What is being asked = Show every line of the listing that contains the string "positions". Treat uppercase and lowercase letters as different.
⁂
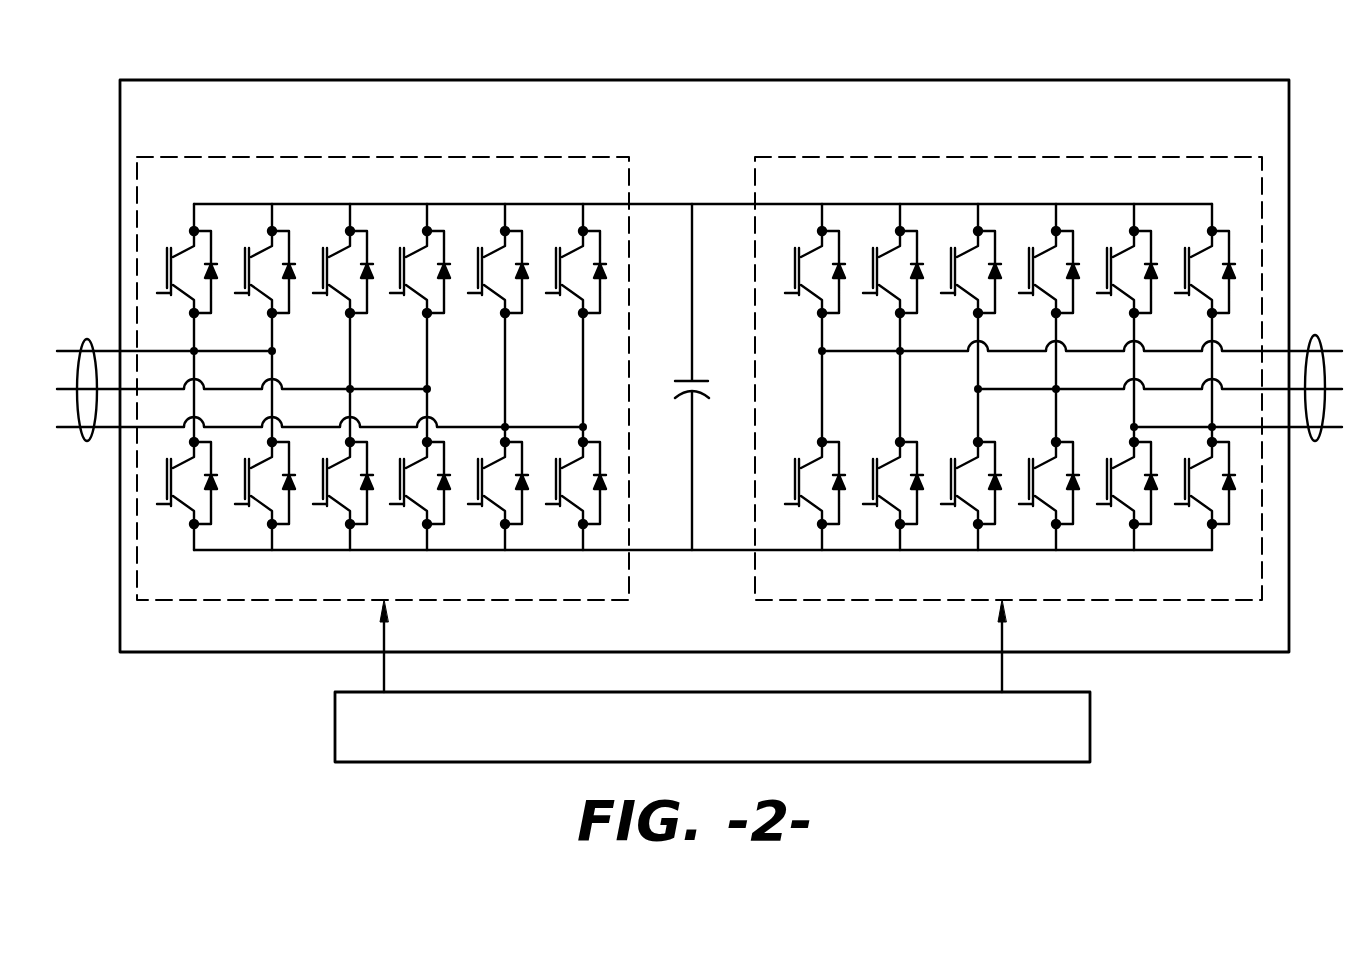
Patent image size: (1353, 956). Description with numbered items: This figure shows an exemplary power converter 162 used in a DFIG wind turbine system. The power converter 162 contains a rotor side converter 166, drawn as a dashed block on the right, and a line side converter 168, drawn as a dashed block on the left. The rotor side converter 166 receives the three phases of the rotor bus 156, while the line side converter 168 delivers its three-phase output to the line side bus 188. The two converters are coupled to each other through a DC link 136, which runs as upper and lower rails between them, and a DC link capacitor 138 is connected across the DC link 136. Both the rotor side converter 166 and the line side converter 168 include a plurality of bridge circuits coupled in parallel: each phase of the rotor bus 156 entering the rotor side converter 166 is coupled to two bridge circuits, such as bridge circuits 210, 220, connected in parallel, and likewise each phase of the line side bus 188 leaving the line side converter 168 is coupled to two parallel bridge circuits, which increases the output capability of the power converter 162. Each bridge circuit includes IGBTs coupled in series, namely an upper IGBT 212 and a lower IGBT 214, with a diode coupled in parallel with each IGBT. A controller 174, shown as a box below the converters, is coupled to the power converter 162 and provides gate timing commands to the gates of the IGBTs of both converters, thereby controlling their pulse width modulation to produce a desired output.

The power converter 162 is at (782, 80).
The line side converter 168 is at (343, 157).
The rotor side converter 166 is at (1008, 353).
The DC link 136 is at (654, 204).
The DC link capacitor 138 is at (697, 381).
The bridge circuit 210 is at (812, 238).
The bridge circuit 220 is at (903, 212).
The upper IGBT 212 is at (786, 296).
The lower IGBT 214 is at (795, 477).
The line side bus 188 is at (87, 340).
The rotor bus 156 is at (1313, 337).
The controller 174 is at (1090, 733).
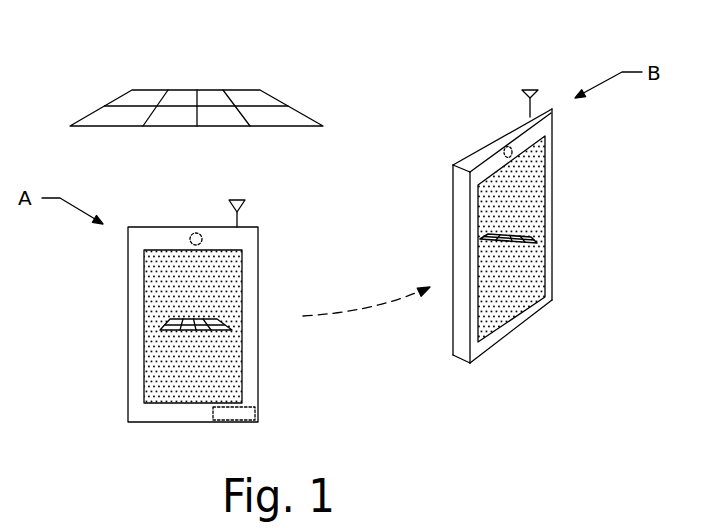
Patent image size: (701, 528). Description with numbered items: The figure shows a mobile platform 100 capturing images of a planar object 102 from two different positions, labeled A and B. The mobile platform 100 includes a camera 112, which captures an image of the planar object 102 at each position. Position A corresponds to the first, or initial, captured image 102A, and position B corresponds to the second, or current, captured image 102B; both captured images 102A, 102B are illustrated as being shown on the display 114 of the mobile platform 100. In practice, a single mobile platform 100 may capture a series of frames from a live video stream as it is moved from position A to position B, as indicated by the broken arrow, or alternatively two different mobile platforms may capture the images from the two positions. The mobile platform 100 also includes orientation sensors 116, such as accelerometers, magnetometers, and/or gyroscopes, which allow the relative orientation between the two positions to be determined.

The mobile platform 100 is at (128, 407).
The planar object 102 is at (270, 92).
The first captured image 102A is at (163, 328).
The second captured image 102B is at (537, 242).
The camera 112 is at (202, 239).
The display 114 is at (242, 389).
The orientation sensors 116 is at (255, 417).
⁂
Full output =
Patent image size: (701, 528). Description with numbered items: The figure shows a mobile platform 100 capturing images of a planar object 102 from two different positions, labeled A and B. The mobile platform 100 includes a camera 112, which captures an image of the planar object 102 at each position. Position A corresponds to the first, or initial, captured image 102A, and position B corresponds to the second, or current, captured image 102B; both captured images 102A, 102B are illustrated as being shown on the display 114 of the mobile platform 100. In practice, a single mobile platform 100 may capture a series of frames from a live video stream as it is moved from position A to position B, as indicated by the broken arrow, or alternatively two different mobile platforms may capture the images from the two positions. The mobile platform 100 also includes orientation sensors 116, such as accelerometers, magnetometers, and/or gyroscopes, which allow the relative orientation between the two positions to be determined.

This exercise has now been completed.